┌─ Source text

The registry’s state is always eventually consistent with the actual set of running agents. The convergence window is one heartbeat interval: 15 seconds.
T=0s Registry starts (empty)
T=3s Agent-A heartbeat --> registry knows A
T=8s Agent-B heartbeat --> registry knows A and B
T=20s Registry restarts (empty again)
T=25s Agent-A heartbeat --> re-learns A
T=33s Agent-B heartbeat --> full convergence
This design means the registry has no startup dependencies. Restart it at any time, and within 15 seconds the world rebuilds itself. The trade-off: during those 15 seconds, requests return partial results.
4. The Health State Machine
The health_check_loop runs every 15 seconds and classifies each agent by heartbeat age:
- active — last heartbeat < 90 seconds ago (fewer than 6 missed heartbeats)
- stale — 90-270 seconds (6-18 missed heartbeats)
- offline — > 270 seconds
Any heartbeat received resets the agent to “active.” The find_by_skill method only returns active agents, preventing task assignment to agents that are probably dead.
The loop uses tokio::time::sleep (not interval), waiting 15 seconds after each iteration completes — simpler and safer for a health check.
5. The TTL Pattern
Three background loops use the same pattern: sleep, scan, expire.
| Loop | Interval | TTL | What expires |
|---|---|---|---|
| health_check_loop | 15s | 90s stale / 270s offline | Agent health transitions |
| expire_tasks_loop | 30s | 300s (task.ttl) | Pending/assigned tasks marked “failed” |
| cleanup_loop | 60s | 300s (codes) | Used/expired invite codes, empty rate-limit buckets |
Task expiration marks tasks as “failed” with error “TTL expired” rather than removing them, preserving them for debugging. Note: completed tasks are never garbage-collected — a known limitation.

└─

# [About this exercise]
Name every background loop in the registry text above, with how often each one runs.

┌─ Recorded data

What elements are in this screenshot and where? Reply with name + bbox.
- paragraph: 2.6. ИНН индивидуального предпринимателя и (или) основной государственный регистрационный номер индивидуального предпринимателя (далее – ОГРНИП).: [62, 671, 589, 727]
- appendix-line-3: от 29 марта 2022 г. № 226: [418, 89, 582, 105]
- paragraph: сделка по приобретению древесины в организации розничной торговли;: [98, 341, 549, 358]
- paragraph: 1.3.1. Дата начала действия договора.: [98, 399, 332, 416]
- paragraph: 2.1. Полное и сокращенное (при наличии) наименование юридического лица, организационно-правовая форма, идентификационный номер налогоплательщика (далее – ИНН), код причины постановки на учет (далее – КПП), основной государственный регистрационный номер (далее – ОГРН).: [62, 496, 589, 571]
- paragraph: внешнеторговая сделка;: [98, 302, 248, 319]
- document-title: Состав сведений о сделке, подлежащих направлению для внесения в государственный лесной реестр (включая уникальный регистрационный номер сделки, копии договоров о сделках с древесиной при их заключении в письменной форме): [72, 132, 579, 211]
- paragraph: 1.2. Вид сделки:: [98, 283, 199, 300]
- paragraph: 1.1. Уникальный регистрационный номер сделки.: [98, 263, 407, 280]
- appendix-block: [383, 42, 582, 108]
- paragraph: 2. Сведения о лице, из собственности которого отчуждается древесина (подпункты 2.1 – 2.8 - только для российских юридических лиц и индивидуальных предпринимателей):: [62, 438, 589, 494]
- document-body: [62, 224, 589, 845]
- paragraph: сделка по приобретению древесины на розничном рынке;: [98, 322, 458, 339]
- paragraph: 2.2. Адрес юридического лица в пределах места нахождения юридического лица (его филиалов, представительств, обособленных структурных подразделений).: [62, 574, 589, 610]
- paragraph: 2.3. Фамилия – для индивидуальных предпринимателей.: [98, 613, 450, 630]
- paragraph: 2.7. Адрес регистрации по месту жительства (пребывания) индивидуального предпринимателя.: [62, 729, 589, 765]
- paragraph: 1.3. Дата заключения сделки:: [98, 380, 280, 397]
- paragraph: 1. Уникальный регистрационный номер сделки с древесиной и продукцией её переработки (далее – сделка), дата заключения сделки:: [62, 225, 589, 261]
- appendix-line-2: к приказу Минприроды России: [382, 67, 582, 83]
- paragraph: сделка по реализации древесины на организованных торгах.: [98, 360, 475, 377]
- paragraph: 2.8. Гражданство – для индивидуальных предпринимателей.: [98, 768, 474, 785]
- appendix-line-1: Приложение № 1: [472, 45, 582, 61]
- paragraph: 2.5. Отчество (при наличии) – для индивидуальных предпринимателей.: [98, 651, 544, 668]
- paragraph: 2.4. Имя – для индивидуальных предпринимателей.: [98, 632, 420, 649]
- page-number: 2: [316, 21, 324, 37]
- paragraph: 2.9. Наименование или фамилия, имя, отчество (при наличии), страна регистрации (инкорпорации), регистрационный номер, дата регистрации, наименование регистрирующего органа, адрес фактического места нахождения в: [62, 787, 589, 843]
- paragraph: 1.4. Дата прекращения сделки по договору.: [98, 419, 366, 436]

└─

# [Answer box]
health_check_loop runs every 15 seconds, expire_tasks_loop every 30 seconds, and cleanup_loop every 60 seconds.